### PROBLEM DETAILS
The expected response is a copy of every line in the entries below that includes the word "JSON".

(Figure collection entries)
----
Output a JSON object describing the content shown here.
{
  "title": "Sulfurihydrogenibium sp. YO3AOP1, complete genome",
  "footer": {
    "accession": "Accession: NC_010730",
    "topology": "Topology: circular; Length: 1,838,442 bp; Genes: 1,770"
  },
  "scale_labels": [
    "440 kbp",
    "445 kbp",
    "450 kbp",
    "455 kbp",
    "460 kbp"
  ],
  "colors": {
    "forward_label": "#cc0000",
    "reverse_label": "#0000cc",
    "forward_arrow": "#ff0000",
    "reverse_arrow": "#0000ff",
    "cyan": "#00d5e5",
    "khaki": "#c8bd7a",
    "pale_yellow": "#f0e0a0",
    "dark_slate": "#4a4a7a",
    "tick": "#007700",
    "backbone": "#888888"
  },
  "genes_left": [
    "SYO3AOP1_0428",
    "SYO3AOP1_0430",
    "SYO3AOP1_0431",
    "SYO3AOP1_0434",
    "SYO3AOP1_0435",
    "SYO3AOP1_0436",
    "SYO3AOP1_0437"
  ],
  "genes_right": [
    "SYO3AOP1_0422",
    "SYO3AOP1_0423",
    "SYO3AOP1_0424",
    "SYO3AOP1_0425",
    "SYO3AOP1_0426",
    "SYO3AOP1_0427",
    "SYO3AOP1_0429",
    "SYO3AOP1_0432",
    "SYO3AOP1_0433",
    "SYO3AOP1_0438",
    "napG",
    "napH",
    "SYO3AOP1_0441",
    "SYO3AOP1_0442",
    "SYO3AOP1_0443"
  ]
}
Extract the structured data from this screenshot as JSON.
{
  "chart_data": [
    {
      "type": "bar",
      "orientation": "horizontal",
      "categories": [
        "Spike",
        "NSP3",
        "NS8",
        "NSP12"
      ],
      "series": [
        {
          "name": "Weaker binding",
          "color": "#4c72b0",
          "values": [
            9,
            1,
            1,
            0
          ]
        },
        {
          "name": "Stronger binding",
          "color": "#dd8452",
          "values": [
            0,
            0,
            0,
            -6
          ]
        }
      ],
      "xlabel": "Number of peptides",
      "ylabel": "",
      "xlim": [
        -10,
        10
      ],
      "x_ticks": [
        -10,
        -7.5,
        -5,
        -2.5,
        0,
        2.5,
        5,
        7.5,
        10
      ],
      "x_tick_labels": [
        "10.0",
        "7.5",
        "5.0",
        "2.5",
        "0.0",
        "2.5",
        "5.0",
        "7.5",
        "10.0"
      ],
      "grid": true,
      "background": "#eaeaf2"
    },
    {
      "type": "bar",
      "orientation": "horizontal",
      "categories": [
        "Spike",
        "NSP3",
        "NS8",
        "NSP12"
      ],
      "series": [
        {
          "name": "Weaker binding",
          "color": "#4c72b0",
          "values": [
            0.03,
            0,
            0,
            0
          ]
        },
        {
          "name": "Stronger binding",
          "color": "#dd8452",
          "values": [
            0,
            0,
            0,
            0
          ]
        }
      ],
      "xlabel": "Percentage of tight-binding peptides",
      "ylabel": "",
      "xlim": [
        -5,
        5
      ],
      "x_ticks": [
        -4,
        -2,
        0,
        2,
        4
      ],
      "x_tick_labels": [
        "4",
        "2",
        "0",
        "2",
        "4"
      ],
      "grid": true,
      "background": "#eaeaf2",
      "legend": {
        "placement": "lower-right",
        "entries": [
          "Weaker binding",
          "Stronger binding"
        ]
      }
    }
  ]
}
----
### FINISHED EXERCISE
Output a JSON object describing the content shown here.
Extract the structured data from this screenshot as JSON.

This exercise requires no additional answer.